(Page text entries)
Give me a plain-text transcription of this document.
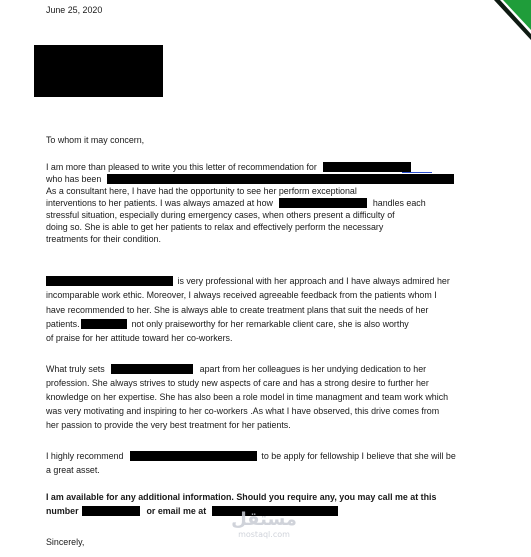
June 25, 2020
To whom it may concern,
I am more than pleased to write you this letter of recommendation for
who has been
As a consultant here, I have had the opportunity to see her perform exceptional
interventions to her patients. I was always amazed at how	handles each
stressful situation, especially during emergency cases, when others present a difficulty of
doing so. She is able to get her patients to relax and effectively perform the necessary
treatments for their condition.
is very professional with her approach and I have always admired her
incomparable work ethic. Moreover, I always received agreeable feedback from the patients whom I
have recommended to her. She is always able to create treatment plans that suit the needs of her
patients.	not only praiseworthy for her remarkable client care, she is also worthy
of praise for her attitude toward her co-workers.
What truly sets	apart from her colleagues is her undying dedication to her
profession. She always strives to study new aspects of care and has a strong desire to further her
knowledge on her expertise. She has also been a role model in time managment and team work which
was very motivating and inspiring to her co-workers .As what I have observed, this drive comes from
her passion to provide the very best treatment for her patients.
I highly recommend	to be apply for fellowship I believe that she will be
a great asset.
I am available for any additional information. Should you require any, you may call me at this
number	or email me at	مستقل
mostaql.com
Sincerely,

[YOUR ASSIGNMENT]
Leaving the pictures behind, return every line above exactly.

[TASK RESULT]
Give me a plain-text transcription of this document.
June 25, 2020
To whom it may concern,
I am more than pleased to write you this letter of recommendation for
who has been
As a consultant here, I have had the opportunity to see her perform exceptional
interventions to her patients. I was always amazed at how	handles each
stressful situation, especially during emergency cases, when others present a difficulty of
doing so. She is able to get her patients to relax and effectively perform the necessary
treatments for their condition.
is very professional with her approach and I have always admired her
incomparable work ethic. Moreover, I always received agreeable feedback from the patients whom I
have recommended to her. She is always able to create treatment plans that suit the needs of her
patients.	not only praiseworthy for her remarkable client care, she is also worthy
of praise for her attitude toward her co-workers.
What truly sets	apart from her colleagues is her undying dedication to her
profession. She always strives to study new aspects of care and has a strong desire to further her
knowledge on her expertise. She has also been a role model in time managment and team work which
was very motivating and inspiring to her co-workers .As what I have observed, this drive comes from
her passion to provide the very best treatment for her patients.
I highly recommend	to be apply for fellowship I believe that she will be
a great asset.
I am available for any additional information. Should you require any, you may call me at this
number	or email me at	مستقل
mostaql.com
Sincerely,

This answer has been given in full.